» **Problem description**:
Leave out the pictures and reproduce all of the data exactly.

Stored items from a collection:

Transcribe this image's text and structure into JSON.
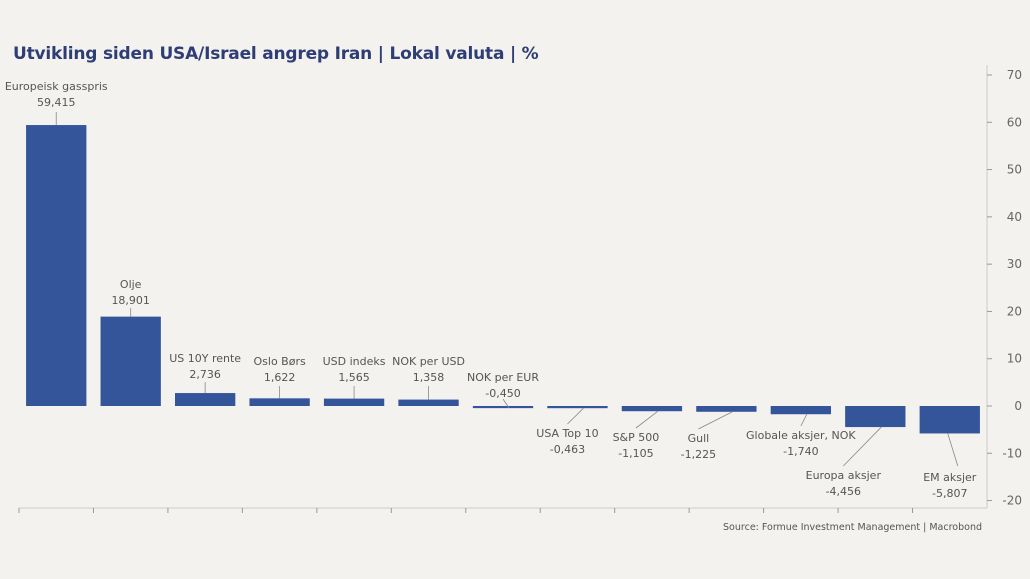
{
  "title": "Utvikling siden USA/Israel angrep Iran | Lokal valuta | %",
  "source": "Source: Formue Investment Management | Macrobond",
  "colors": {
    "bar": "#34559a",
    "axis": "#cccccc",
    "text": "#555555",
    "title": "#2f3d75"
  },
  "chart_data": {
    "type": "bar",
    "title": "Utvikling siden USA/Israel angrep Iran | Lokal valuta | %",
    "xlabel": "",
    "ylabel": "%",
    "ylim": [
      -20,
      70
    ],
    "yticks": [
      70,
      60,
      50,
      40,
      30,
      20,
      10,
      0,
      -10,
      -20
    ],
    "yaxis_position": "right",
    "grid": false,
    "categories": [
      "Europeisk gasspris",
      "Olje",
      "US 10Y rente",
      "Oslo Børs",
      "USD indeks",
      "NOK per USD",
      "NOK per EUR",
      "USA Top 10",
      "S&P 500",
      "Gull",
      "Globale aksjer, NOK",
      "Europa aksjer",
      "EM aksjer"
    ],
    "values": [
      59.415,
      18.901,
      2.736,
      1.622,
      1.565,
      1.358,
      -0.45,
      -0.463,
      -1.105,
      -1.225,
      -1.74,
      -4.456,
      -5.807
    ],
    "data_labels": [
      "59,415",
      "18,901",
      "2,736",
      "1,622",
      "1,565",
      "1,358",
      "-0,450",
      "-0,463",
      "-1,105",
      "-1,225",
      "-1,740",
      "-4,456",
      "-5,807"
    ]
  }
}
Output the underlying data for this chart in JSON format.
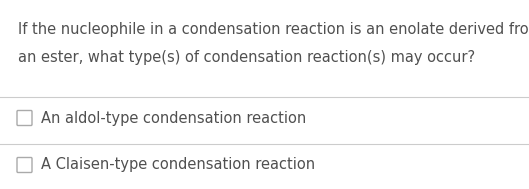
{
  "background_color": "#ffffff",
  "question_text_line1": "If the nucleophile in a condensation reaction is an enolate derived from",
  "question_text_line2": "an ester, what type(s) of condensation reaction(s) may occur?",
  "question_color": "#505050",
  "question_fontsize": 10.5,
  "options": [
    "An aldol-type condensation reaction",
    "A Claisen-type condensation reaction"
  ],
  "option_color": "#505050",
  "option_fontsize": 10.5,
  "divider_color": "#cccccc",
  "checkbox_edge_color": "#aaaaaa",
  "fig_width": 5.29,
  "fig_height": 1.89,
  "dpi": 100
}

» **Exercise output**:
Transcribe this image's text and structure into JSON.
{
  "title": "Utvikling siden USA/Israel angrep Iran | Lokal valuta | %",
  "source": "Source: Formue Investment Management | Macrobond",
  "colors": {
    "bar": "#34559a",
    "axis": "#cccccc",
    "text": "#555555",
    "title": "#2f3d75"
  },
  "chart_data": {
    "type": "bar",
    "title": "Utvikling siden USA/Israel angrep Iran | Lokal valuta | %",
    "xlabel": "",
    "ylabel": "%",
    "ylim": [
      -20,
      70
    ],
    "yticks": [
      70,
      60,
      50,
      40,
      30,
      20,
      10,
      0,
      -10,
      -20
    ],
    "yaxis_position": "right",
    "grid": false,
    "categories": [
      "Europeisk gasspris",
      "Olje",
      "US 10Y rente",
      "Oslo Børs",
      "USD indeks",
      "NOK per USD",
      "NOK per EUR",
      "USA Top 10",
      "S&P 500",
      "Gull",
      "Globale aksjer, NOK",
      "Europa aksjer",
      "EM aksjer"
    ],
    "values": [
      59.415,
      18.901,
      2.736,
      1.622,
      1.565,
      1.358,
      -0.45,
      -0.463,
      -1.105,
      -1.225,
      -1.74,
      -4.456,
      -5.807
    ],
    "data_labels": [
      "59,415",
      "18,901",
      "2,736",
      "1,622",
      "1,565",
      "1,358",
      "-0,450",
      "-0,463",
      "-1,105",
      "-1,225",
      "-1,740",
      "-4,456",
      "-5,807"
    ]
  }
}
Output the underlying data for this chart in JSON format.
{
  "background_color": "#ffffff",
  "question_text_line1": "If the nucleophile in a condensation reaction is an enolate derived from",
  "question_text_line2": "an ester, what type(s) of condensation reaction(s) may occur?",
  "question_color": "#505050",
  "question_fontsize": 10.5,
  "options": [
    "An aldol-type condensation reaction",
    "A Claisen-type condensation reaction"
  ],
  "option_color": "#505050",
  "option_fontsize": 10.5,
  "divider_color": "#cccccc",
  "checkbox_edge_color": "#aaaaaa",
  "fig_width": 5.29,
  "fig_height": 1.89,
  "dpi": 100
}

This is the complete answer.